» Task objective
Search the data for the word "Redespachante" and copy every line where it occurs.

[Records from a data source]

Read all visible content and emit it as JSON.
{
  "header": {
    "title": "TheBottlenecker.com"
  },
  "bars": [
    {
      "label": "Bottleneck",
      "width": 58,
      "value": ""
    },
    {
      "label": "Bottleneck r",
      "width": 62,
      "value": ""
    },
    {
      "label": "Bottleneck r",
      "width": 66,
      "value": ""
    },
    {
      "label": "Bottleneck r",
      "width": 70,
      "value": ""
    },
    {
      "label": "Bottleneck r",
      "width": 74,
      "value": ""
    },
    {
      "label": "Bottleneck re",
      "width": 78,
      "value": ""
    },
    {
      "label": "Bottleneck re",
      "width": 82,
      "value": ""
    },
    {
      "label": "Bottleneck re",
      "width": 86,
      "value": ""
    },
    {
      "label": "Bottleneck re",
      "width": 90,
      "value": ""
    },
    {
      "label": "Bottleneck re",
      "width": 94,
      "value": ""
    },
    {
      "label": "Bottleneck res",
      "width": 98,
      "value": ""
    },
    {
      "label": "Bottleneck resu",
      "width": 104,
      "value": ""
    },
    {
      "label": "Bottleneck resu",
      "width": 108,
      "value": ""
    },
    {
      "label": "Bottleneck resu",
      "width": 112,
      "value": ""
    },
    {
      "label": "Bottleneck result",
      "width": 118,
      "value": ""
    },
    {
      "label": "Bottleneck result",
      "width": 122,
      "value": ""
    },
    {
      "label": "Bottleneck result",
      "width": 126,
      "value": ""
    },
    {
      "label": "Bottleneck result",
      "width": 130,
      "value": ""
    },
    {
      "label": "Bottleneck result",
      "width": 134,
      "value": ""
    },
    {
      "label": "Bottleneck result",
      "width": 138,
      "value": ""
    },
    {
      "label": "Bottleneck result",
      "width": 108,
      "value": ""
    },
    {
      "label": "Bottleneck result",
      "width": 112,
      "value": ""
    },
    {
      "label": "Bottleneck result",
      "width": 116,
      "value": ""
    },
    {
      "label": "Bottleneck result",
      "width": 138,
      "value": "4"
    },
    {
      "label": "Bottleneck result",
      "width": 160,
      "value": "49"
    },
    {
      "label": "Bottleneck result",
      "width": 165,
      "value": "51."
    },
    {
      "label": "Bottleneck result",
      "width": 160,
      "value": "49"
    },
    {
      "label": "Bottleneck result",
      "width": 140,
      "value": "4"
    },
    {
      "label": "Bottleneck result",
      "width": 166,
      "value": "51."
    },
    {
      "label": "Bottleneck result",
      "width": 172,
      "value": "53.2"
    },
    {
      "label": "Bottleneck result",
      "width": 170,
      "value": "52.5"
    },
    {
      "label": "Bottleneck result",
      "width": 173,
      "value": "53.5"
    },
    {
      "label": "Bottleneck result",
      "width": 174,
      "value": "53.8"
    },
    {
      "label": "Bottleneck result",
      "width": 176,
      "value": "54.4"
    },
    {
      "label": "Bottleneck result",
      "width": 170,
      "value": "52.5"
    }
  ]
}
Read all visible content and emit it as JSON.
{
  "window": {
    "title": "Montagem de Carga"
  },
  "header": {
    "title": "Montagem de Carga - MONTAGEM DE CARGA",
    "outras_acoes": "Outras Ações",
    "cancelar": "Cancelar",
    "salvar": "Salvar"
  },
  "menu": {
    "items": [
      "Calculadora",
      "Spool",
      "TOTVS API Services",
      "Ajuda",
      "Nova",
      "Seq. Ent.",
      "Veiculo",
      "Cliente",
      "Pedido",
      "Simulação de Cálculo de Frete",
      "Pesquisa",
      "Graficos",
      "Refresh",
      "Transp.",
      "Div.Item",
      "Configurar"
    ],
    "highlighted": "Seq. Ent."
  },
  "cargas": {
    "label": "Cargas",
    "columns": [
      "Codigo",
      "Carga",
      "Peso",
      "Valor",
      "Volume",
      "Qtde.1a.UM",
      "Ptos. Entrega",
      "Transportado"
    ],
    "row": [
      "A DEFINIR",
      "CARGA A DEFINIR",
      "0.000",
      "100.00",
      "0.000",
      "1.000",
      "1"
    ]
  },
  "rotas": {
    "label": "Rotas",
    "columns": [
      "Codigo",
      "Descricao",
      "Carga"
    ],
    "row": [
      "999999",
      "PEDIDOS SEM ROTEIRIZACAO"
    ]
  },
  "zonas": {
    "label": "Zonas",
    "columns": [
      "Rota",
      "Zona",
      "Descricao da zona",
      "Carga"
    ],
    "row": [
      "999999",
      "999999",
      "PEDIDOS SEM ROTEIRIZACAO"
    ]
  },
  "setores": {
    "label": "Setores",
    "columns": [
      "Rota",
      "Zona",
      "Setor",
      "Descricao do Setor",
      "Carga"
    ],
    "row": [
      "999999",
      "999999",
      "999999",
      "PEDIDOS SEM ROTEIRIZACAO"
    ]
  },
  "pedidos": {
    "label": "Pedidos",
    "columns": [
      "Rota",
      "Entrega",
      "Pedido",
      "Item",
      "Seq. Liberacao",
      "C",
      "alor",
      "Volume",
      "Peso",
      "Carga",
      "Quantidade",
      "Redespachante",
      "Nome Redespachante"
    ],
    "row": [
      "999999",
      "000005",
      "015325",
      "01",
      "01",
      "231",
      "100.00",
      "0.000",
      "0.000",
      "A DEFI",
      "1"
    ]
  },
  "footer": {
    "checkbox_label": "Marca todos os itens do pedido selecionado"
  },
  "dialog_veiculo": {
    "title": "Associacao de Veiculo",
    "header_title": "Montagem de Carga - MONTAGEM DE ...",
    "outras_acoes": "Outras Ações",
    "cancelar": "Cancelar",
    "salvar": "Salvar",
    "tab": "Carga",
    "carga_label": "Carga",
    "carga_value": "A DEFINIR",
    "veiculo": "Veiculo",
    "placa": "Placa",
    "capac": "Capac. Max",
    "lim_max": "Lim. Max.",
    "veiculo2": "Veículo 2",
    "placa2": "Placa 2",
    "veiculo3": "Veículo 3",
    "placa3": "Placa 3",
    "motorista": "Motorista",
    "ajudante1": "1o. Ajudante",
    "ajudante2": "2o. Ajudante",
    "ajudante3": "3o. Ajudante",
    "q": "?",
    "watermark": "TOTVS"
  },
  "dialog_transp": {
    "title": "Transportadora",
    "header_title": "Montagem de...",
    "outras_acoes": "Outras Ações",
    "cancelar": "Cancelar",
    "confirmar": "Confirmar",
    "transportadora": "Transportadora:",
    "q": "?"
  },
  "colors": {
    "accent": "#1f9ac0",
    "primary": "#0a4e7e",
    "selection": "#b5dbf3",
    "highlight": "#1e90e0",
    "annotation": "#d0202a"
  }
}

» The reply
      "Redespachante",
      "Nome Redespachante"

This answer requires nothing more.